> **Data records**
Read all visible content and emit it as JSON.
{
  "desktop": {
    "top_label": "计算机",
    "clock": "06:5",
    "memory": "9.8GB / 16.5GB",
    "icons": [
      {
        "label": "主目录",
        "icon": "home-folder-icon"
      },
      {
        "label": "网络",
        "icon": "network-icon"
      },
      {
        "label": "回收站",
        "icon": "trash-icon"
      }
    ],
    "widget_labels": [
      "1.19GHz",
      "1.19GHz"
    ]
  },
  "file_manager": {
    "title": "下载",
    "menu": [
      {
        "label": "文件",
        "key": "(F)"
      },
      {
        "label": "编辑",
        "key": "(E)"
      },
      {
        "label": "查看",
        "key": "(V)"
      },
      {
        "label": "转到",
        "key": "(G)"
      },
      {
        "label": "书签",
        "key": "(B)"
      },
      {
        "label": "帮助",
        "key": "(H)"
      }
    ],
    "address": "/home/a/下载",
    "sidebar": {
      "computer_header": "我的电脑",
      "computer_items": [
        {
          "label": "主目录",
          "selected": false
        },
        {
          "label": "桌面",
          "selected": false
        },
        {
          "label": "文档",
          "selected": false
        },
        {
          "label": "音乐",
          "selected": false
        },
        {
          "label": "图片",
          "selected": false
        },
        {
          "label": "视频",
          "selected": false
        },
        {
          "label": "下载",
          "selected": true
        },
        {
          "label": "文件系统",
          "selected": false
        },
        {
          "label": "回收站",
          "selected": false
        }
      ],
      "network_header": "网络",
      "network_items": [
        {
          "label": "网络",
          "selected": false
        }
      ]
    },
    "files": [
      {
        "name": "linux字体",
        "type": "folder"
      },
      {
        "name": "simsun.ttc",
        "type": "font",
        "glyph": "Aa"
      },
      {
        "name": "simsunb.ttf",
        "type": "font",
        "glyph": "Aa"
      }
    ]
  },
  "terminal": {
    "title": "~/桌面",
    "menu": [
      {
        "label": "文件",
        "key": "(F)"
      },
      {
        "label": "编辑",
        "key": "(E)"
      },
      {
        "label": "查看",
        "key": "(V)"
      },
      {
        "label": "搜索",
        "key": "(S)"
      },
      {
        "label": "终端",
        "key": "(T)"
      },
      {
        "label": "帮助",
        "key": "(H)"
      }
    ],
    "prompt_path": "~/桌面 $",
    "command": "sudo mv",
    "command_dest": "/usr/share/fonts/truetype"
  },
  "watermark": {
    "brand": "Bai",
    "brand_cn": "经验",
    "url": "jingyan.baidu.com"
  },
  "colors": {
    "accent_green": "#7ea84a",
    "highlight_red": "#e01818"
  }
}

> **Objective**
Exactly as they are written, print the entries again.

> **Result of the task**
Read all visible content and emit it as JSON.
{
  "desktop": {
    "top_label": "计算机",
    "clock": "06:5",
    "memory": "9.8GB / 16.5GB",
    "icons": [
      {
        "label": "主目录",
        "icon": "home-folder-icon"
      },
      {
        "label": "网络",
        "icon": "network-icon"
      },
      {
        "label": "回收站",
        "icon": "trash-icon"
      }
    ],
    "widget_labels": [
      "1.19GHz",
      "1.19GHz"
    ]
  },
  "file_manager": {
    "title": "下载",
    "menu": [
      {
        "label": "文件",
        "key": "(F)"
      },
      {
        "label": "编辑",
        "key": "(E)"
      },
      {
        "label": "查看",
        "key": "(V)"
      },
      {
        "label": "转到",
        "key": "(G)"
      },
      {
        "label": "书签",
        "key": "(B)"
      },
      {
        "label": "帮助",
        "key": "(H)"
      }
    ],
    "address": "/home/a/下载",
    "sidebar": {
      "computer_header": "我的电脑",
      "computer_items": [
        {
          "label": "主目录",
          "selected": false
        },
        {
          "label": "桌面",
          "selected": false
        },
        {
          "label": "文档",
          "selected": false
        },
        {
          "label": "音乐",
          "selected": false
        },
        {
          "label": "图片",
          "selected": false
        },
        {
          "label": "视频",
          "selected": false
        },
        {
          "label": "下载",
          "selected": true
        },
        {
          "label": "文件系统",
          "selected": false
        },
        {
          "label": "回收站",
          "selected": false
        }
      ],
      "network_header": "网络",
      "network_items": [
        {
          "label": "网络",
          "selected": false
        }
      ]
    },
    "files": [
      {
        "name": "linux字体",
        "type": "folder"
      },
      {
        "name": "simsun.ttc",
        "type": "font",
        "glyph": "Aa"
      },
      {
        "name": "simsunb.ttf",
        "type": "font",
        "glyph": "Aa"
      }
    ]
  },
  "terminal": {
    "title": "~/桌面",
    "menu": [
      {
        "label": "文件",
        "key": "(F)"
      },
      {
        "label": "编辑",
        "key": "(E)"
      },
      {
        "label": "查看",
        "key": "(V)"
      },
      {
        "label": "搜索",
        "key": "(S)"
      },
      {
        "label": "终端",
        "key": "(T)"
      },
      {
        "label": "帮助",
        "key": "(H)"
      }
    ],
    "prompt_path": "~/桌面 $",
    "command": "sudo mv",
    "command_dest": "/usr/share/fonts/truetype"
  },
  "watermark": {
    "brand": "Bai",
    "brand_cn": "经验",
    "url": "jingyan.baidu.com"
  },
  "colors": {
    "accent_green": "#7ea84a",
    "highlight_red": "#e01818"
  }
}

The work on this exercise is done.